Lines of data
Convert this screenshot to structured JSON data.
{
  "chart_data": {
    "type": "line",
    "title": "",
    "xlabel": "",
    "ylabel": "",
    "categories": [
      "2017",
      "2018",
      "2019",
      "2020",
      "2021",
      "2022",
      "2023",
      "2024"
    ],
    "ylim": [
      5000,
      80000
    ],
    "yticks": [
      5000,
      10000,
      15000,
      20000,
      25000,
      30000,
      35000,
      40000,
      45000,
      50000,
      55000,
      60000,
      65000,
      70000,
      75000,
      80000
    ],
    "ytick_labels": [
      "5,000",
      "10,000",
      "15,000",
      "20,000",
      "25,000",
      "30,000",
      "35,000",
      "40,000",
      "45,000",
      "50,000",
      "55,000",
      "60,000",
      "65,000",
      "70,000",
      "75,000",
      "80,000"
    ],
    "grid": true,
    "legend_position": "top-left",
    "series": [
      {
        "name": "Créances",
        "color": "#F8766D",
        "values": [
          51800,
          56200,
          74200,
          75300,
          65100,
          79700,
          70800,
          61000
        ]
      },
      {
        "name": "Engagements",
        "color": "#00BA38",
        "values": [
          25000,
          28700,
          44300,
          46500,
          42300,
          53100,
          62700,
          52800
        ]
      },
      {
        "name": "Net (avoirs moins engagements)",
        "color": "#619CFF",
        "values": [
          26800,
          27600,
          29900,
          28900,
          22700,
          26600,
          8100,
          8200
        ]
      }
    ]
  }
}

Goal: Write out all of the records above exactly as they appear.

Completed exercise:
Convert this screenshot to structured JSON data.
{
  "chart_data": {
    "type": "line",
    "title": "",
    "xlabel": "",
    "ylabel": "",
    "categories": [
      "2017",
      "2018",
      "2019",
      "2020",
      "2021",
      "2022",
      "2023",
      "2024"
    ],
    "ylim": [
      5000,
      80000
    ],
    "yticks": [
      5000,
      10000,
      15000,
      20000,
      25000,
      30000,
      35000,
      40000,
      45000,
      50000,
      55000,
      60000,
      65000,
      70000,
      75000,
      80000
    ],
    "ytick_labels": [
      "5,000",
      "10,000",
      "15,000",
      "20,000",
      "25,000",
      "30,000",
      "35,000",
      "40,000",
      "45,000",
      "50,000",
      "55,000",
      "60,000",
      "65,000",
      "70,000",
      "75,000",
      "80,000"
    ],
    "grid": true,
    "legend_position": "top-left",
    "series": [
      {
        "name": "Créances",
        "color": "#F8766D",
        "values": [
          51800,
          56200,
          74200,
          75300,
          65100,
          79700,
          70800,
          61000
        ]
      },
      {
        "name": "Engagements",
        "color": "#00BA38",
        "values": [
          25000,
          28700,
          44300,
          46500,
          42300,
          53100,
          62700,
          52800
        ]
      },
      {
        "name": "Net (avoirs moins engagements)",
        "color": "#619CFF",
        "values": [
          26800,
          27600,
          29900,
          28900,
          22700,
          26600,
          8100,
          8200
        ]
      }
    ]
  }
}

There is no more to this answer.